#### Given problem:
Wherever "Подберите" appears in a line, copy that line.

#### Stored data:
□ □ □ □
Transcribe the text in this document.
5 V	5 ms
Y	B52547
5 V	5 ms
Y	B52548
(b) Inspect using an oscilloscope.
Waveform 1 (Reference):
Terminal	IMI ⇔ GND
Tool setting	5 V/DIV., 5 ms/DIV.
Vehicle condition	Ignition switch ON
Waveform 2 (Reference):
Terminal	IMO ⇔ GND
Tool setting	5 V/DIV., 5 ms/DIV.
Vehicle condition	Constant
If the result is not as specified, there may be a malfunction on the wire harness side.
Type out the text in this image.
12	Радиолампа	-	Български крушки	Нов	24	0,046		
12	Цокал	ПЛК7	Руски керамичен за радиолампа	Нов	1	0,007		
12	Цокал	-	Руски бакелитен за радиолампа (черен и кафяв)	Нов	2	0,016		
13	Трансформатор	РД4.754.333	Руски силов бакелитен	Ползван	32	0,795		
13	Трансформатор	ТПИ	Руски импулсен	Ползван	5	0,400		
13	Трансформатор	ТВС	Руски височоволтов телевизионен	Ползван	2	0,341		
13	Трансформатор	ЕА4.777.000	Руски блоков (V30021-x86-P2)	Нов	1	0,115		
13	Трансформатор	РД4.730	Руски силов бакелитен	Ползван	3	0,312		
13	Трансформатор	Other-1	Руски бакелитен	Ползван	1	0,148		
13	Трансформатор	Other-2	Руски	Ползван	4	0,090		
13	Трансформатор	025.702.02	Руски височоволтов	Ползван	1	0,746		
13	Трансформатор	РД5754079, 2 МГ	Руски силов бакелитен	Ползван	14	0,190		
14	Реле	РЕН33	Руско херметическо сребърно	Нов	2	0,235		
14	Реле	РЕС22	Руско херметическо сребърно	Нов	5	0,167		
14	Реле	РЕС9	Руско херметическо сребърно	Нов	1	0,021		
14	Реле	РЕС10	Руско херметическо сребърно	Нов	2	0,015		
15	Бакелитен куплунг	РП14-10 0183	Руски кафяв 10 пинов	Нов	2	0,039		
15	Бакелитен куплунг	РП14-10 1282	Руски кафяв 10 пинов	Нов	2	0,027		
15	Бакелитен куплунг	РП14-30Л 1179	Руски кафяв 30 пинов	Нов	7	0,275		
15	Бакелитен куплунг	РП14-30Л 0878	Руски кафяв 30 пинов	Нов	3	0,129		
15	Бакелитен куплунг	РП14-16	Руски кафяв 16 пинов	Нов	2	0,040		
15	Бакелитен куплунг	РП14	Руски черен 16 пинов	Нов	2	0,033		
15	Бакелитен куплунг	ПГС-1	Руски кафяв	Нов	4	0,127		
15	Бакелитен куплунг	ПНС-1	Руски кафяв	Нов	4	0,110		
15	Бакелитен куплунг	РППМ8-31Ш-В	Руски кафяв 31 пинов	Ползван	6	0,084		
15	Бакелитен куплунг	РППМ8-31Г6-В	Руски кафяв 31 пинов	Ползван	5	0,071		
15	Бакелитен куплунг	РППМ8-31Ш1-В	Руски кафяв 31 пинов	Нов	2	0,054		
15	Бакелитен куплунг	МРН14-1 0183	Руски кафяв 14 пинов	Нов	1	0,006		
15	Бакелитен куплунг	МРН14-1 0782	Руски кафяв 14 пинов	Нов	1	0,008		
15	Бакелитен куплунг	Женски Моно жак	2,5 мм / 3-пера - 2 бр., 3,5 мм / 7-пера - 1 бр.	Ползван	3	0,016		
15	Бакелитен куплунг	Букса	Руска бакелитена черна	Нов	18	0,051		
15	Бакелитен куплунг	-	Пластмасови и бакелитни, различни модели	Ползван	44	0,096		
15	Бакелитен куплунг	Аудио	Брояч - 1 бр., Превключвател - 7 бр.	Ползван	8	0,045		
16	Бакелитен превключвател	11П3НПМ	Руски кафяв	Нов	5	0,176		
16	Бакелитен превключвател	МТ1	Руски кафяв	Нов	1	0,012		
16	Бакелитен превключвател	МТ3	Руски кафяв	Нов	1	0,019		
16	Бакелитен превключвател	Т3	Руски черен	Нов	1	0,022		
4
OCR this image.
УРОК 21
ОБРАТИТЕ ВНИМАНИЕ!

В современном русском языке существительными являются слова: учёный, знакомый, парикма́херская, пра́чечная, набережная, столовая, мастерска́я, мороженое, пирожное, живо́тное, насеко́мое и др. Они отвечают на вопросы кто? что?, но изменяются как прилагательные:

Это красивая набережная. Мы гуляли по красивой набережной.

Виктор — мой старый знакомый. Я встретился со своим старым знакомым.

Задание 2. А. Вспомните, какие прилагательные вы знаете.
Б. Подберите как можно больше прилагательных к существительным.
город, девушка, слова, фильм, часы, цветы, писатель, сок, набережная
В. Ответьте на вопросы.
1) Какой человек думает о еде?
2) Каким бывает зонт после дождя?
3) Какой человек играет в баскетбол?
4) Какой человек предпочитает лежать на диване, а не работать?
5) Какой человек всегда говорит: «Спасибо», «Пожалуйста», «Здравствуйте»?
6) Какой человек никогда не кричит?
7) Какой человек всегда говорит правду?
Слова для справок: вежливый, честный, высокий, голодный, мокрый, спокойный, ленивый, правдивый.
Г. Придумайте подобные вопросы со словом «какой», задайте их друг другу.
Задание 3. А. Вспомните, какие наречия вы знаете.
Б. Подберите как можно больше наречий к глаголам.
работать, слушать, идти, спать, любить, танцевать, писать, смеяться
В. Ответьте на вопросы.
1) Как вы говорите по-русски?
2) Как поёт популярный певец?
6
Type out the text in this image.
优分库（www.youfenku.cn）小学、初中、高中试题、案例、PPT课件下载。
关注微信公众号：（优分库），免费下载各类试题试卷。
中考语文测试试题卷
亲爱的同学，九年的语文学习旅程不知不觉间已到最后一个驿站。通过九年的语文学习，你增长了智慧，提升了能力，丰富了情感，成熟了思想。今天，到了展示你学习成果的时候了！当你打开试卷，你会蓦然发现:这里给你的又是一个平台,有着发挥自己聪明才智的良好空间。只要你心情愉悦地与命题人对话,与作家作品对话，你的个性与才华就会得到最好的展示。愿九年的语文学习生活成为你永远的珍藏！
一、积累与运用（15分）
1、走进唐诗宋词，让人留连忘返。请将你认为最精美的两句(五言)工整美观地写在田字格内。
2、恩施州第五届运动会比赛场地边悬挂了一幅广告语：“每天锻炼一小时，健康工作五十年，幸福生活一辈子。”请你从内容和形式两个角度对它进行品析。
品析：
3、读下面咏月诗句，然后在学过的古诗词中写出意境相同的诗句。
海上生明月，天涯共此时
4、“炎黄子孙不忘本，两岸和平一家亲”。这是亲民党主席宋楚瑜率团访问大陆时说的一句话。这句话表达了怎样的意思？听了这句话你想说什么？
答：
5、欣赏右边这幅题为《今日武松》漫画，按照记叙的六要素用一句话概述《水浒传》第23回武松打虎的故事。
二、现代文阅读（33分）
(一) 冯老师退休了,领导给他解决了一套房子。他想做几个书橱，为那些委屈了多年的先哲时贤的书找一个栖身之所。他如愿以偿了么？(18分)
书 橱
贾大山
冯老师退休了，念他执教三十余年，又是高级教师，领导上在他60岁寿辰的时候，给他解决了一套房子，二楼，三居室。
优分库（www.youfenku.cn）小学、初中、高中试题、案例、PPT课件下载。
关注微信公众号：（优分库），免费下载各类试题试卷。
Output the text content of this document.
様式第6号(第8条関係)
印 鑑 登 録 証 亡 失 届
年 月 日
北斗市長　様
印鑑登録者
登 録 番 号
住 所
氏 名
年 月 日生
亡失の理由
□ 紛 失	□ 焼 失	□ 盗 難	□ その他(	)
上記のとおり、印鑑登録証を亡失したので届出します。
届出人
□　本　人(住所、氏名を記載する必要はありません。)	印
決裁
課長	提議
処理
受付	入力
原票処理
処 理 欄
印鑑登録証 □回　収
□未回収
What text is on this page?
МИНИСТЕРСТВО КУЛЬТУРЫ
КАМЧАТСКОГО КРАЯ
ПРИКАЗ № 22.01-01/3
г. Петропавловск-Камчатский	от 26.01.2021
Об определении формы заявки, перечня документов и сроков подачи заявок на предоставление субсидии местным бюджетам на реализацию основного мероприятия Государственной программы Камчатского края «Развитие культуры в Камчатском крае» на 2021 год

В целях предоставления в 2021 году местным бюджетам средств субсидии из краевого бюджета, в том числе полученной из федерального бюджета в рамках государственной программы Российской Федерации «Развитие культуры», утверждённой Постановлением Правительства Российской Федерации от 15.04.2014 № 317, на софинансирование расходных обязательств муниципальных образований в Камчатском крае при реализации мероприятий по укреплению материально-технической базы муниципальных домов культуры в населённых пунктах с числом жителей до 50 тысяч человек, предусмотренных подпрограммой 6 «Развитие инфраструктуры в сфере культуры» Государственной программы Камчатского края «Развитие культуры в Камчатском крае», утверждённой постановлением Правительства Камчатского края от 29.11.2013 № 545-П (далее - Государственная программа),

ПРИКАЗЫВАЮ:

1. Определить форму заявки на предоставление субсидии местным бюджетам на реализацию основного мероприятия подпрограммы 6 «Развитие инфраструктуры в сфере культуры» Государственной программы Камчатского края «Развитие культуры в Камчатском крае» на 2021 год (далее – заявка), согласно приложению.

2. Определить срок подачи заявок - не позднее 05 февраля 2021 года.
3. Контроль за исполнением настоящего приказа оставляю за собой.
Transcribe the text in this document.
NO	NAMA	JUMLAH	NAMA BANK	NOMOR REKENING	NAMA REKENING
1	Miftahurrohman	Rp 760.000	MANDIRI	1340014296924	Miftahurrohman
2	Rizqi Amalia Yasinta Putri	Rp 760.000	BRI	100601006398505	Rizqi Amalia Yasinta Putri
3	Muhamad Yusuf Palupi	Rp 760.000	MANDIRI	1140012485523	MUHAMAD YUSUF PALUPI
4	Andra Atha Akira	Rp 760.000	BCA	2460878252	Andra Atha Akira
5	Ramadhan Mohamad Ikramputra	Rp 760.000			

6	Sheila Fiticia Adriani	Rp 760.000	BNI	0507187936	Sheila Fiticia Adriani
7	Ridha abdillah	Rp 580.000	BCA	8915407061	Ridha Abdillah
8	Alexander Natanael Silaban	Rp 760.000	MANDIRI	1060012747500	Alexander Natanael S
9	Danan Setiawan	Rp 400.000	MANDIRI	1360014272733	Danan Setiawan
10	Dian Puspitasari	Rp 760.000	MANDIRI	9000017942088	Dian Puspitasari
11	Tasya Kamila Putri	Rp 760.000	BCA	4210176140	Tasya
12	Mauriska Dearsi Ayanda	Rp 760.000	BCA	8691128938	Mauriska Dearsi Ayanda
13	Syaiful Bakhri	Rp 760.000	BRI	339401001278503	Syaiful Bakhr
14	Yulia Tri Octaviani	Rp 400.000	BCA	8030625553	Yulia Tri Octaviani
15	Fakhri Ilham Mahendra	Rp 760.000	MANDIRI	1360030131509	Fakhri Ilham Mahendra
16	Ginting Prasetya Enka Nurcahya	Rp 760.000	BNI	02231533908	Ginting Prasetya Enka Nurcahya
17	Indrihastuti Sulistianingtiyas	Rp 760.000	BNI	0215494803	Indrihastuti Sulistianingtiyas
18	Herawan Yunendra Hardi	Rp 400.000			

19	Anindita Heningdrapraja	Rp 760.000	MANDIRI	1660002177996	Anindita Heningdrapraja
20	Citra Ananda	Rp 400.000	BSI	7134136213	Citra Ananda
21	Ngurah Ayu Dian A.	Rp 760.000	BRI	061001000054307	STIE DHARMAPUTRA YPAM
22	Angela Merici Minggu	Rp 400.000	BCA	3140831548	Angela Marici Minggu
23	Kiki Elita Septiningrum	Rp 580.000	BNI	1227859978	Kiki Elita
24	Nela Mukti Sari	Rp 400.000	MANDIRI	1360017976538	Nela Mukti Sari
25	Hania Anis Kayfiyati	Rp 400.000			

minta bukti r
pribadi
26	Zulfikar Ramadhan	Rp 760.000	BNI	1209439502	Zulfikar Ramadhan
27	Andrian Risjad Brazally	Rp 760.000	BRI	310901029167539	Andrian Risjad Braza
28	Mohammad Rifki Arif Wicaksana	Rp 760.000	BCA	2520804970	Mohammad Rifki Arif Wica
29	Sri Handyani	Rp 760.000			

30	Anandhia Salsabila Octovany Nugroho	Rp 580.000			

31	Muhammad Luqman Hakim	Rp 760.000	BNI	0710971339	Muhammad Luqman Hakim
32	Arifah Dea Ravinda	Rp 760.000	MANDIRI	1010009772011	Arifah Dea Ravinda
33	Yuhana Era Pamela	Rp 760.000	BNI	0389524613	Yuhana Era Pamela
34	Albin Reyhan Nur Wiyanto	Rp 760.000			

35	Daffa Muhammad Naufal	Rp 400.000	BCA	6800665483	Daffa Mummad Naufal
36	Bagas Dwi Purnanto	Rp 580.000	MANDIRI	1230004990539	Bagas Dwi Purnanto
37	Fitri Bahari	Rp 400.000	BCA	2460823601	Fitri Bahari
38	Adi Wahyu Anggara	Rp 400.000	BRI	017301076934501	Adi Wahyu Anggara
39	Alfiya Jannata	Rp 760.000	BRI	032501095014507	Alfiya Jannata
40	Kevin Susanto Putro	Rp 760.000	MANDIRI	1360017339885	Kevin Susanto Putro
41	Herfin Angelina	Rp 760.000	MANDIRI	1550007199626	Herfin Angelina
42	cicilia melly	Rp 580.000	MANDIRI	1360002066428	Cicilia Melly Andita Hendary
□ □ □ □
#### Completed task:
Б. Подберите как можно больше прилагательных к существительным.
Б. Подберите как можно больше наречий к глаголам.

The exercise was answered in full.